WHAT THE EXERCISE ASKS: Return all entries precisely as they stand, without the images.

SOURCE MATERIAL:
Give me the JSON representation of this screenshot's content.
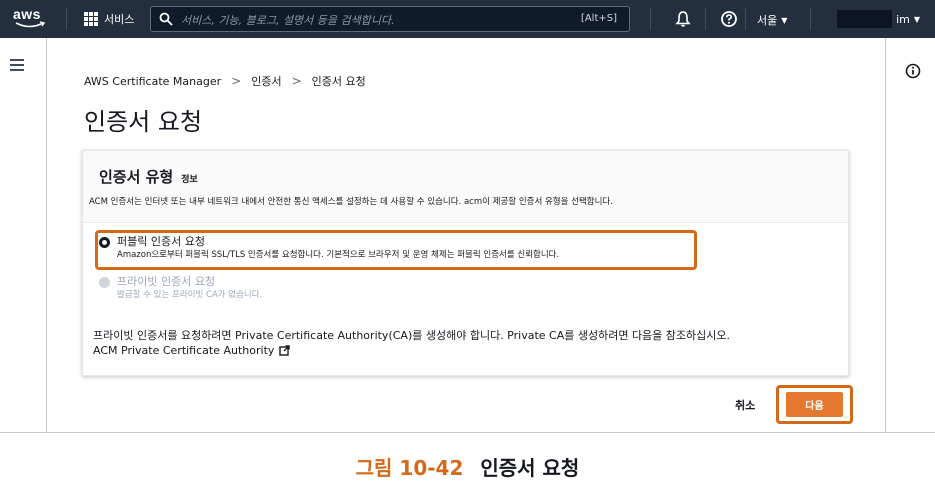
{
  "topnav": {
    "logo_text": "aws",
    "services_label": "서비스",
    "search_placeholder": "서비스, 기능, 블로그, 설명서 등을 검색합니다.",
    "search_shortcut": "[Alt+S]",
    "region_label": "서울",
    "account_suffix": "im"
  },
  "breadcrumb": {
    "items": [
      "AWS Certificate Manager",
      "인증서",
      "인증서 요청"
    ],
    "separator": ">"
  },
  "page": {
    "title": "인증서 요청"
  },
  "panel": {
    "title": "인증서 유형",
    "info_link": "정보",
    "description": "ACM 인증서는 인터넷 또는 내부 네트워크 내에서 안전한 통신 액세스를 설정하는 데 사용할 수 있습니다. acm이 제공할 인증서 유형을 선택합니다.",
    "options": [
      {
        "label": "퍼블릭 인증서 요청",
        "description": "Amazon으로부터 퍼블릭 SSL/TLS 인증서를 요청합니다. 기본적으로 브라우저 및 운영 체제는 퍼블릭 인증서를 신뢰합니다.",
        "selected": true,
        "disabled": false
      },
      {
        "label": "프라이빗 인증서 요청",
        "description": "발급할 수 있는 프라이빗 CA가 없습니다.",
        "selected": false,
        "disabled": true
      }
    ],
    "note": "프라이빗 인증서를 요청하려면 Private Certificate Authority(CA)를 생성해야 합니다. Private CA를 생성하려면 다음을 참조하십시오.",
    "link_text": "ACM Private Certificate Authority"
  },
  "actions": {
    "cancel_label": "취소",
    "next_label": "다음"
  },
  "caption": {
    "figure_number": "그림 10-42",
    "figure_title": "인증서 요청"
  },
  "colors": {
    "nav_bg": "#232f3e",
    "highlight": "#d4691a",
    "primary_button": "#e4782f"
  },
  "icons": [
    "aws-logo",
    "grid-icon",
    "search-icon",
    "bell-icon",
    "help-icon",
    "menu-icon",
    "info-icon",
    "external-link-icon"
  ]
}
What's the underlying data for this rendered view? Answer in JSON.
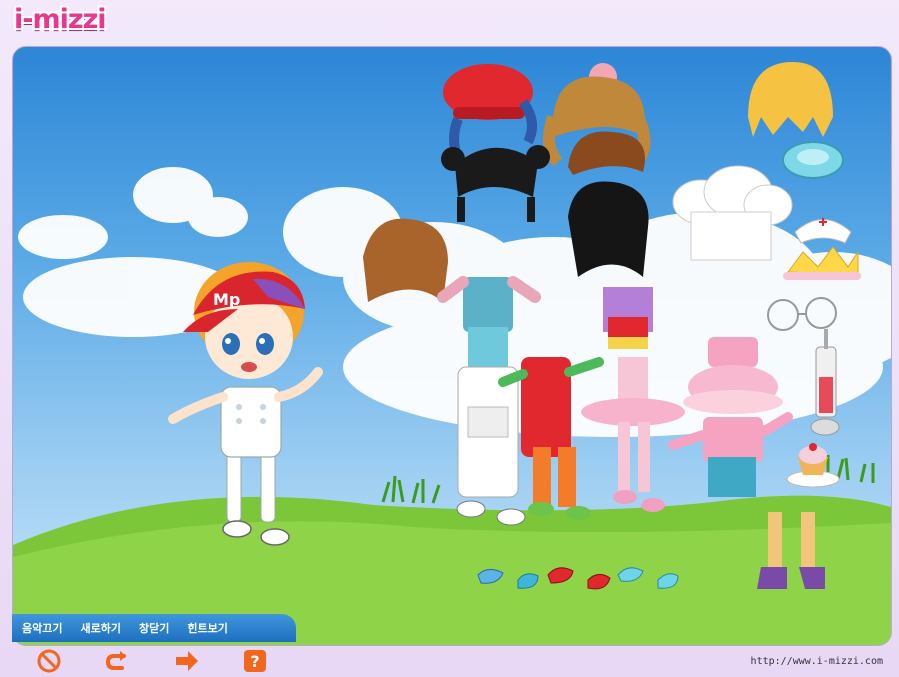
{
  "logo": {
    "text": "i-mizzi"
  },
  "menu": {
    "items": [
      {
        "id": "music-off",
        "label": "음악끄기"
      },
      {
        "id": "reset",
        "label": "새로하기"
      },
      {
        "id": "close-window",
        "label": "창닫기"
      },
      {
        "id": "hint",
        "label": "힌트보기"
      }
    ]
  },
  "controls": {
    "icons": [
      "stop-icon",
      "undo-icon",
      "next-arrow-icon",
      "help-icon"
    ],
    "help_glyph": "?"
  },
  "footer": {
    "url": "http://www.i-mizzi.com"
  },
  "colors": {
    "sky_top": "#2d86d6",
    "grass": "#7cc63a",
    "brand_pink": "#e8378f",
    "control_orange": "#f2661d"
  },
  "character": {
    "cap_text": "Mp"
  }
}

FULL SOLUTION:
Give me the JSON representation of this screenshot's content.
{
  "topnav": {
    "logo_text": "aws",
    "services_label": "서비스",
    "search_placeholder": "서비스, 기능, 블로그, 설명서 등을 검색합니다.",
    "search_shortcut": "[Alt+S]",
    "region_label": "서울",
    "account_suffix": "im"
  },
  "breadcrumb": {
    "items": [
      "AWS Certificate Manager",
      "인증서",
      "인증서 요청"
    ],
    "separator": ">"
  },
  "page": {
    "title": "인증서 요청"
  },
  "panel": {
    "title": "인증서 유형",
    "info_link": "정보",
    "description": "ACM 인증서는 인터넷 또는 내부 네트워크 내에서 안전한 통신 액세스를 설정하는 데 사용할 수 있습니다. acm이 제공할 인증서 유형을 선택합니다.",
    "options": [
      {
        "label": "퍼블릭 인증서 요청",
        "description": "Amazon으로부터 퍼블릭 SSL/TLS 인증서를 요청합니다. 기본적으로 브라우저 및 운영 체제는 퍼블릭 인증서를 신뢰합니다.",
        "selected": true,
        "disabled": false
      },
      {
        "label": "프라이빗 인증서 요청",
        "description": "발급할 수 있는 프라이빗 CA가 없습니다.",
        "selected": false,
        "disabled": true
      }
    ],
    "note": "프라이빗 인증서를 요청하려면 Private Certificate Authority(CA)를 생성해야 합니다. Private CA를 생성하려면 다음을 참조하십시오.",
    "link_text": "ACM Private Certificate Authority"
  },
  "actions": {
    "cancel_label": "취소",
    "next_label": "다음"
  },
  "caption": {
    "figure_number": "그림 10-42",
    "figure_title": "인증서 요청"
  },
  "colors": {
    "nav_bg": "#232f3e",
    "highlight": "#d4691a",
    "primary_button": "#e4782f"
  },
  "icons": [
    "aws-logo",
    "grid-icon",
    "search-icon",
    "bell-icon",
    "help-icon",
    "menu-icon",
    "info-icon",
    "external-link-icon"
  ]
}
What's the underlying data for this rendered view? Answer in JSON.
{
  "logo": {
    "text": "i-mizzi"
  },
  "menu": {
    "items": [
      {
        "id": "music-off",
        "label": "음악끄기"
      },
      {
        "id": "reset",
        "label": "새로하기"
      },
      {
        "id": "close-window",
        "label": "창닫기"
      },
      {
        "id": "hint",
        "label": "힌트보기"
      }
    ]
  },
  "controls": {
    "icons": [
      "stop-icon",
      "undo-icon",
      "next-arrow-icon",
      "help-icon"
    ],
    "help_glyph": "?"
  },
  "footer": {
    "url": "http://www.i-mizzi.com"
  },
  "colors": {
    "sky_top": "#2d86d6",
    "grass": "#7cc63a",
    "brand_pink": "#e8378f",
    "control_orange": "#f2661d"
  },
  "character": {
    "cap_text": "Mp"
  }
}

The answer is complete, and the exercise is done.